RECORDED DATA:

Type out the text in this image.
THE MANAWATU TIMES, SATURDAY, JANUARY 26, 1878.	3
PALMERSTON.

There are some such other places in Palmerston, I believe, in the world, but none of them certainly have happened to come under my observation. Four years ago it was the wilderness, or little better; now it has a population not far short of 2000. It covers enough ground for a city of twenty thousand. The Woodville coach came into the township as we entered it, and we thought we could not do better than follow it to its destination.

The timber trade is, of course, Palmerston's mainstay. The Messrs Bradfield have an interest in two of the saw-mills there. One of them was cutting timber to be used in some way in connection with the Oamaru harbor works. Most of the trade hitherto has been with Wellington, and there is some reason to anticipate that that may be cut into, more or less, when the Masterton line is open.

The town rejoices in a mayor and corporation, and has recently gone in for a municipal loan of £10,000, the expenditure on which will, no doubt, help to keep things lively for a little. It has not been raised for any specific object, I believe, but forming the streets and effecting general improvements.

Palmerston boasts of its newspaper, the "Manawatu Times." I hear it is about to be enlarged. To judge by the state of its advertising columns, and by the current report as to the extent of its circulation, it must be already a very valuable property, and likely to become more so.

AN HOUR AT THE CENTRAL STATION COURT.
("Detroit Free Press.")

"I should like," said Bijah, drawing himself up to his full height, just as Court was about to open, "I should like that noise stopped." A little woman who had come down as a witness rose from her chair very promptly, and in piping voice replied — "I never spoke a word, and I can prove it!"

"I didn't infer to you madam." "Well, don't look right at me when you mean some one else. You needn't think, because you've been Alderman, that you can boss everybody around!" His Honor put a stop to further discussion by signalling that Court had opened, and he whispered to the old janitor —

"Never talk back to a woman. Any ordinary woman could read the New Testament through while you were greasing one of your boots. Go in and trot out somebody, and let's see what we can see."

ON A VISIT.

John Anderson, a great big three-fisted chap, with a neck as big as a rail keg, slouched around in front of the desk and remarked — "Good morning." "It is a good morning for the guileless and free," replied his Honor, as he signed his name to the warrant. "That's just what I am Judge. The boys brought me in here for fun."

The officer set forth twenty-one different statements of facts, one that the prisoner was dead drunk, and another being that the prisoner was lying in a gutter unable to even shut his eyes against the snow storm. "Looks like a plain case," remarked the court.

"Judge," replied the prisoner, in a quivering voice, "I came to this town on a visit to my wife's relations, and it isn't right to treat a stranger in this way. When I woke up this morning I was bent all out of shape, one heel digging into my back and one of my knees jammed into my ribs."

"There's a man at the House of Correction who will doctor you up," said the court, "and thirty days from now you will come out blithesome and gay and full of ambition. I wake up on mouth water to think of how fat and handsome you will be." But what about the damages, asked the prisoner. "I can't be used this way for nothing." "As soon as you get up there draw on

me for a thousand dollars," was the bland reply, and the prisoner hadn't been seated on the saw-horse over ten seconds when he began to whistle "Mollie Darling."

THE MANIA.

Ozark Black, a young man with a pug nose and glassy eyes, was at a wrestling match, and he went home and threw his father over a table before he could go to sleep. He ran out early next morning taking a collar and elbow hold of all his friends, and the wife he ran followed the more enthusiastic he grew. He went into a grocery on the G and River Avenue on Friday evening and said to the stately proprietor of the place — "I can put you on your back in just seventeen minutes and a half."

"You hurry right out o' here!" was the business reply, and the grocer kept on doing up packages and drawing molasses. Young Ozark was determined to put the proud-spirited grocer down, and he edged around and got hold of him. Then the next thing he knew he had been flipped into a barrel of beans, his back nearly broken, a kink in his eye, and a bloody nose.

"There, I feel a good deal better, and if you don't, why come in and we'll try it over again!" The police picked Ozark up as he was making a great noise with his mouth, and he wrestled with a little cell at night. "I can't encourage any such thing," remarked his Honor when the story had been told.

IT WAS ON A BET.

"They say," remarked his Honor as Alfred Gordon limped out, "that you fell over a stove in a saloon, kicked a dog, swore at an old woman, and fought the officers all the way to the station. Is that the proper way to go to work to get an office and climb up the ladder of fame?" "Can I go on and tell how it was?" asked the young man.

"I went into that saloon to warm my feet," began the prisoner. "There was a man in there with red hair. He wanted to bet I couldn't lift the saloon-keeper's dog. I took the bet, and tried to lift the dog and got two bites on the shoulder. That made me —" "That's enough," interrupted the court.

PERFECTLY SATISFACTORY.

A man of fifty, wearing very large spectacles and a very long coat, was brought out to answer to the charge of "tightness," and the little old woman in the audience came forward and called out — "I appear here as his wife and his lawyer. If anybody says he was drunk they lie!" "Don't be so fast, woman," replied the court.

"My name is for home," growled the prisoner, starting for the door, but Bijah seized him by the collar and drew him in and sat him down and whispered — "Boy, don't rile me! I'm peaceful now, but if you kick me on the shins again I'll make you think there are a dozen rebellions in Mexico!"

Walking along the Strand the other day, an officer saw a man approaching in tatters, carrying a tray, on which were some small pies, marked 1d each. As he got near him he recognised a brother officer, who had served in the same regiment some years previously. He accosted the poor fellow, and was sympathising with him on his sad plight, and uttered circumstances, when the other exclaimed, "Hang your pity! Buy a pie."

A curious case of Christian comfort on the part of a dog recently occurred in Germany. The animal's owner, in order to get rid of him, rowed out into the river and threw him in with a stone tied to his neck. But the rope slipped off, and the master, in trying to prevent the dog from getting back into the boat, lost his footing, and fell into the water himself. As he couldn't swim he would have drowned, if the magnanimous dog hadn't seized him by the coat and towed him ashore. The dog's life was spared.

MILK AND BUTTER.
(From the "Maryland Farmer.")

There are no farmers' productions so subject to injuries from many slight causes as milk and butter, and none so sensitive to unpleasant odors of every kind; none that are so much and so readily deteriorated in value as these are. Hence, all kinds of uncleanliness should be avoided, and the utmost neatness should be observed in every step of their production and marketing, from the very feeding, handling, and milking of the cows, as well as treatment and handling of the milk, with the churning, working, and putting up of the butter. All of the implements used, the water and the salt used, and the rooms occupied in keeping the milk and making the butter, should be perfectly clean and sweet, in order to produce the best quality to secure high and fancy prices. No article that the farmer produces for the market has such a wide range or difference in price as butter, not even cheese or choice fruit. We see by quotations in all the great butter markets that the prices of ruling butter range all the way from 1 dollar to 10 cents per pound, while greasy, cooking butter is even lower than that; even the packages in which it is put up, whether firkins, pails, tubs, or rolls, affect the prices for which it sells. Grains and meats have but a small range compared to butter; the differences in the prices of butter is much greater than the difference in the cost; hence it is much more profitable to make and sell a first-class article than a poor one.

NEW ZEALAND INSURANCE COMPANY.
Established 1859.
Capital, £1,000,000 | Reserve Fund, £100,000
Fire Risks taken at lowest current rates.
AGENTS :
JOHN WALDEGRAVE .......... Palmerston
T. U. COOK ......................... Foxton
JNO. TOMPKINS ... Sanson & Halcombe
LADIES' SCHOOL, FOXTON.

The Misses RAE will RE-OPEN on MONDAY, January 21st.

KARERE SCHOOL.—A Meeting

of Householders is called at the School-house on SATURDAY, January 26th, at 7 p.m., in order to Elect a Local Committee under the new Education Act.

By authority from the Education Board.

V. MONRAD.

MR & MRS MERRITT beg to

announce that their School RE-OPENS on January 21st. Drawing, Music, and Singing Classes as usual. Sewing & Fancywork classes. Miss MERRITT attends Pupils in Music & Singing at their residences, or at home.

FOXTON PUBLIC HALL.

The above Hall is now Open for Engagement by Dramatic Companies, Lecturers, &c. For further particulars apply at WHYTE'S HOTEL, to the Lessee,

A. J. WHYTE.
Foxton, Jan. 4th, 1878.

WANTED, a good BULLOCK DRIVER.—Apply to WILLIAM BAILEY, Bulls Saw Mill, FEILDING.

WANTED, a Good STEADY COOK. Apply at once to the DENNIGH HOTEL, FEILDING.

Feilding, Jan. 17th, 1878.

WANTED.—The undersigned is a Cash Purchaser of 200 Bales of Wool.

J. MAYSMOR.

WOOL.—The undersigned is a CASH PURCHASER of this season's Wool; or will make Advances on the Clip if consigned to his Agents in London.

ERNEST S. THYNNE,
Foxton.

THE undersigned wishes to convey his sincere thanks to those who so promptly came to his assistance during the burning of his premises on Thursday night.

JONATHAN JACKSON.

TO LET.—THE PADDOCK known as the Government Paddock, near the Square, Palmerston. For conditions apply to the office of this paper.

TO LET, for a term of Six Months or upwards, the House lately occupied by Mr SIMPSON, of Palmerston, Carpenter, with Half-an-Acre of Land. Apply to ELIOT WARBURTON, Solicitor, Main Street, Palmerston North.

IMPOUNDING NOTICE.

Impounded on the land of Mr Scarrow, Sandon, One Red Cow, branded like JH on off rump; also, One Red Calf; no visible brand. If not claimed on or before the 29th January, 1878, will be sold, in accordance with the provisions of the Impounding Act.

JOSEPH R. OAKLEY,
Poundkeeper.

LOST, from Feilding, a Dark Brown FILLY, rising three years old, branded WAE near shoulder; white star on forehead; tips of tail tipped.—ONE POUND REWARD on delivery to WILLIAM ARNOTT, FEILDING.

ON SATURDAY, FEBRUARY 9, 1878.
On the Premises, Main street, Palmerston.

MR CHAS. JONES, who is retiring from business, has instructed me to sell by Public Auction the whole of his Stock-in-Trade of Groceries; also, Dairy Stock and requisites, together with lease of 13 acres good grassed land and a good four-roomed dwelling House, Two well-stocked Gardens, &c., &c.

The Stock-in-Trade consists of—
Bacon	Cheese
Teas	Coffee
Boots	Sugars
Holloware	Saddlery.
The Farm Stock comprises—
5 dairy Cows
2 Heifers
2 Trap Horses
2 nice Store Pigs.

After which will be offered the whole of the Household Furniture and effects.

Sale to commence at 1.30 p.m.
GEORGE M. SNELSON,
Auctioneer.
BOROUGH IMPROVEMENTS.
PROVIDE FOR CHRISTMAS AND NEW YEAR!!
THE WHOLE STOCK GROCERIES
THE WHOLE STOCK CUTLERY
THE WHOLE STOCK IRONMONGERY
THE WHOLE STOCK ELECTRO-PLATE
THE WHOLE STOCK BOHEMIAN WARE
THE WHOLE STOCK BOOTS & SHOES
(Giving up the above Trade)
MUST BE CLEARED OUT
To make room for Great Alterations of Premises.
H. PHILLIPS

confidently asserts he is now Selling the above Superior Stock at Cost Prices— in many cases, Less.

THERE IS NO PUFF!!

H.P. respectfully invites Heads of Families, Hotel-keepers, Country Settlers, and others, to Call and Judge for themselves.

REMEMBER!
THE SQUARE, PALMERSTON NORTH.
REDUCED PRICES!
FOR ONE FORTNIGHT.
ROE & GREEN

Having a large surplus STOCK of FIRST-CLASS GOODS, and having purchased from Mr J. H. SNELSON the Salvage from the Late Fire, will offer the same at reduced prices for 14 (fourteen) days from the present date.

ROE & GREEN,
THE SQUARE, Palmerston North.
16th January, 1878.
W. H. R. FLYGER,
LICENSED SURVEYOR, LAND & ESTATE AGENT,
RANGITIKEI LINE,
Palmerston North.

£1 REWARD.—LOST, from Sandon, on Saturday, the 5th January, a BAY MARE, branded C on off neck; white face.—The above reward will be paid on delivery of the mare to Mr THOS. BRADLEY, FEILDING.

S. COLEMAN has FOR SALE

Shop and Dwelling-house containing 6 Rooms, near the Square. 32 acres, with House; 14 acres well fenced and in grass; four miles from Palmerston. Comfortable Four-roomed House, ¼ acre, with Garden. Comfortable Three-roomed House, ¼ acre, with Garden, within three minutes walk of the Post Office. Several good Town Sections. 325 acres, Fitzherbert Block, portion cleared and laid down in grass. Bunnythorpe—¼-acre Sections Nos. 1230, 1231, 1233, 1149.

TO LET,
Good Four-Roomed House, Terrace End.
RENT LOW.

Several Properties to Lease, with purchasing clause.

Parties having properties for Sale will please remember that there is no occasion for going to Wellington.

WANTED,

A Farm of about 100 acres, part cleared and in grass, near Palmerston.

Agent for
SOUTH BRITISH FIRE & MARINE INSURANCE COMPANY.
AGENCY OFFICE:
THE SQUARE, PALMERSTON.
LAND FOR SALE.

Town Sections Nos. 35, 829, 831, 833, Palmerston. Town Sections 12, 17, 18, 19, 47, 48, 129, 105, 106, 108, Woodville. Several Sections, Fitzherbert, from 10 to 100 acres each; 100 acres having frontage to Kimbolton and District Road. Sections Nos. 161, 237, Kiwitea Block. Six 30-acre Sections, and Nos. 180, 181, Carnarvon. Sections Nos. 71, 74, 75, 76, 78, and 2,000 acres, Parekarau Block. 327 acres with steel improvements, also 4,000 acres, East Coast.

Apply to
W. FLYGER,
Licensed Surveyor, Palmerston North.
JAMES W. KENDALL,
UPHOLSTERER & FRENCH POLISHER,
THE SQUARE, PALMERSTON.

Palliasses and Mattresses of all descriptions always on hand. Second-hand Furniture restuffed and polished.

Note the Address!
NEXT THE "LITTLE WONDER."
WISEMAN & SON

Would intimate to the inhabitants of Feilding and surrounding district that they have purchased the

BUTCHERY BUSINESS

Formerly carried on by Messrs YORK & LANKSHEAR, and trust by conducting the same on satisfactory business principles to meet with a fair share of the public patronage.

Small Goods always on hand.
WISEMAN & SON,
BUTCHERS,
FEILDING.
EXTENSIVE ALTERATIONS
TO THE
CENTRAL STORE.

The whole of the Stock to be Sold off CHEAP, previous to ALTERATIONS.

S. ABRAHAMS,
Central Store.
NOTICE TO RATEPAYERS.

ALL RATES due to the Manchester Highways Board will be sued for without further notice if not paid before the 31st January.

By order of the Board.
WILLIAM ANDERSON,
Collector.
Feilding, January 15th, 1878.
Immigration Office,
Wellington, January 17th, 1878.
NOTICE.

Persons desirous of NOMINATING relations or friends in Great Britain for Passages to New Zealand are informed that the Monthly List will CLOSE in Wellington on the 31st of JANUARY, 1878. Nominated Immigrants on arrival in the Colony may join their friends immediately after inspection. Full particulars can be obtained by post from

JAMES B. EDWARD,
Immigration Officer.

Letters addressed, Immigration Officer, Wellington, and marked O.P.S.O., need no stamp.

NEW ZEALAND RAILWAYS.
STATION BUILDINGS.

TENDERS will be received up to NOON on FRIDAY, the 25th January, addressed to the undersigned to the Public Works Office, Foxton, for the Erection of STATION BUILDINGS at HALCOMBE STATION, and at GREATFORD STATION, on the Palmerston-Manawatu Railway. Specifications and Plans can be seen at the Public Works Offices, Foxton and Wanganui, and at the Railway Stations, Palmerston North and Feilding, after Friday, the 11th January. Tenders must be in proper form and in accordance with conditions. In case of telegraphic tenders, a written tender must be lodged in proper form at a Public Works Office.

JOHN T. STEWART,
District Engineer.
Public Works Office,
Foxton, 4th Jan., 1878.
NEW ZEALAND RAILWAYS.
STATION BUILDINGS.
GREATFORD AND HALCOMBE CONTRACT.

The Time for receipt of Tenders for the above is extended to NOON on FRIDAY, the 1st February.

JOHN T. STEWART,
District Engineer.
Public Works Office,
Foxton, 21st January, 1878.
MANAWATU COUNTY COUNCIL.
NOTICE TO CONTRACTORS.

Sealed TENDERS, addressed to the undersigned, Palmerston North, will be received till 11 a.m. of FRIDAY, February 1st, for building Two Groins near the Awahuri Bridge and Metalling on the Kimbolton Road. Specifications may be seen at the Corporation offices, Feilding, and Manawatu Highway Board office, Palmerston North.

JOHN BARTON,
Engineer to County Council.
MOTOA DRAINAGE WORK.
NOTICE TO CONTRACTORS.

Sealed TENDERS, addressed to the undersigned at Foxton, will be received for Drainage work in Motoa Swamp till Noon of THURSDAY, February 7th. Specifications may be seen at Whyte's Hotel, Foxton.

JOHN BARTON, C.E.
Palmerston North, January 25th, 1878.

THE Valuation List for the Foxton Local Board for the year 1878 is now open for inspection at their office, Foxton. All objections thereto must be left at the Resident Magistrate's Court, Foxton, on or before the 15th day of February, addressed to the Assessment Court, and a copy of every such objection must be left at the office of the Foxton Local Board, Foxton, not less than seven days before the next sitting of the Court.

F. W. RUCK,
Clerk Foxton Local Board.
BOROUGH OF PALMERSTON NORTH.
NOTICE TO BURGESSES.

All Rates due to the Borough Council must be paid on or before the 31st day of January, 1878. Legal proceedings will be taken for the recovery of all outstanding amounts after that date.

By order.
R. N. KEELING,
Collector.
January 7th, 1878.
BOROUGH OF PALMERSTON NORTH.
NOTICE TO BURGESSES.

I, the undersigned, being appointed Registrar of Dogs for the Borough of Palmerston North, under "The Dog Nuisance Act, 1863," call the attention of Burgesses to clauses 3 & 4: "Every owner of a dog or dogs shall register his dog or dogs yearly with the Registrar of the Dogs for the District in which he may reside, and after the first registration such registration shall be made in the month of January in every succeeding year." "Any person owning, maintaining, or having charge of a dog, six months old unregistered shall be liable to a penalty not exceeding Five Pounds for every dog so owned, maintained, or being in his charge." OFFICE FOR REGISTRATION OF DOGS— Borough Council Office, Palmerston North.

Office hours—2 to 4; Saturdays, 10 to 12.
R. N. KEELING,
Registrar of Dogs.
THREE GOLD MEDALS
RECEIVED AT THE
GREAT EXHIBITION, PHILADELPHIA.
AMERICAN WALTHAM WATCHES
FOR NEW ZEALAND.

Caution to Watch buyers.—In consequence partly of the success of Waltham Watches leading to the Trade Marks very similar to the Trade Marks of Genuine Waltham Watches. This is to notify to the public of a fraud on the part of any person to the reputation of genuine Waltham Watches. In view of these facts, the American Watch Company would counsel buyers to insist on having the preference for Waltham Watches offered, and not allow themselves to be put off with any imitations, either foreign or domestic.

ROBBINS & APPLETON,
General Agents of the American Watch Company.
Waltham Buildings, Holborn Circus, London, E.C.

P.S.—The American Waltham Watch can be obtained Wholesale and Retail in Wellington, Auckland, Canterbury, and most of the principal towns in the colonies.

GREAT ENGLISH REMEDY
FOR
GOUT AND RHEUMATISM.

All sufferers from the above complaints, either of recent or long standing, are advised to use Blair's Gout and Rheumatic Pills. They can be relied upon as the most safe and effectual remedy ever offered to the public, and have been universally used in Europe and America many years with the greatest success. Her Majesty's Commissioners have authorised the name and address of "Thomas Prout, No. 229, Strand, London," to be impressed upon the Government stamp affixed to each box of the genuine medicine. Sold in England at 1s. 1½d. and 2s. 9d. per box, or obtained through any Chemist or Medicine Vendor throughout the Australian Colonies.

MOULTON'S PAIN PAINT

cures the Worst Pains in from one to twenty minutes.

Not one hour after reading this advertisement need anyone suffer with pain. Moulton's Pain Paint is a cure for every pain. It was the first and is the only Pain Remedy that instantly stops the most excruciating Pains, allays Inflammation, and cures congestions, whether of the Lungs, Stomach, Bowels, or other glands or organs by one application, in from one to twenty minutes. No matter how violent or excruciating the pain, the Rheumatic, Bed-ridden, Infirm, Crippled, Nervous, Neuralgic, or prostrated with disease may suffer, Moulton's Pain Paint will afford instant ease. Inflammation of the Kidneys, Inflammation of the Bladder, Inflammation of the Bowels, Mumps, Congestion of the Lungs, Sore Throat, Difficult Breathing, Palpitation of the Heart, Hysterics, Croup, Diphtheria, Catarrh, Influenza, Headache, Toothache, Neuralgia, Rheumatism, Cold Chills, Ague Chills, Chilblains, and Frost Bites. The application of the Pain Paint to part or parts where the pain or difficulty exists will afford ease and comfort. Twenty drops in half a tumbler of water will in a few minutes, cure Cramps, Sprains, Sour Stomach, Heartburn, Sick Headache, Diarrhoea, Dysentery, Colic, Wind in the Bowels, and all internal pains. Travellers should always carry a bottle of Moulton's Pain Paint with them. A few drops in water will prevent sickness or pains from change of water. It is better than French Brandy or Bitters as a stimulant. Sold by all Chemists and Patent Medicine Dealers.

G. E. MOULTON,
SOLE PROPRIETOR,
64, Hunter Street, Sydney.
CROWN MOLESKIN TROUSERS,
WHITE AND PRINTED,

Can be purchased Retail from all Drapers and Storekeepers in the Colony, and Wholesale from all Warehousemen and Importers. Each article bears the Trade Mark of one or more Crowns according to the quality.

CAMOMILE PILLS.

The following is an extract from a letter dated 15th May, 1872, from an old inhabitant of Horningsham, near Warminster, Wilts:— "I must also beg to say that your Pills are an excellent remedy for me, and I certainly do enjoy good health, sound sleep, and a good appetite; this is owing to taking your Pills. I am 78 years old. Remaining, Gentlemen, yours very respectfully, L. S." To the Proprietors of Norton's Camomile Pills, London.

WHAT TO PRODUCE: Pick out and copy every line that contains the word "REWARD".

FULL ANSWER:
LOST, from Feilding, a Dark Brown FILLY, rising three years old, branded WAE near shoulder; white star on forehead; tips of tail tipped.—ONE POUND REWARD on delivery to WILLIAM ARNOTT, FEILDING.
£1 REWARD.—LOST, from Sandon, on Saturday, the 5th January, a BAY MARE, branded C on off neck; white face.—The above reward will be paid on delivery of the mare to Mr THOS. BRADLEY, FEILDING.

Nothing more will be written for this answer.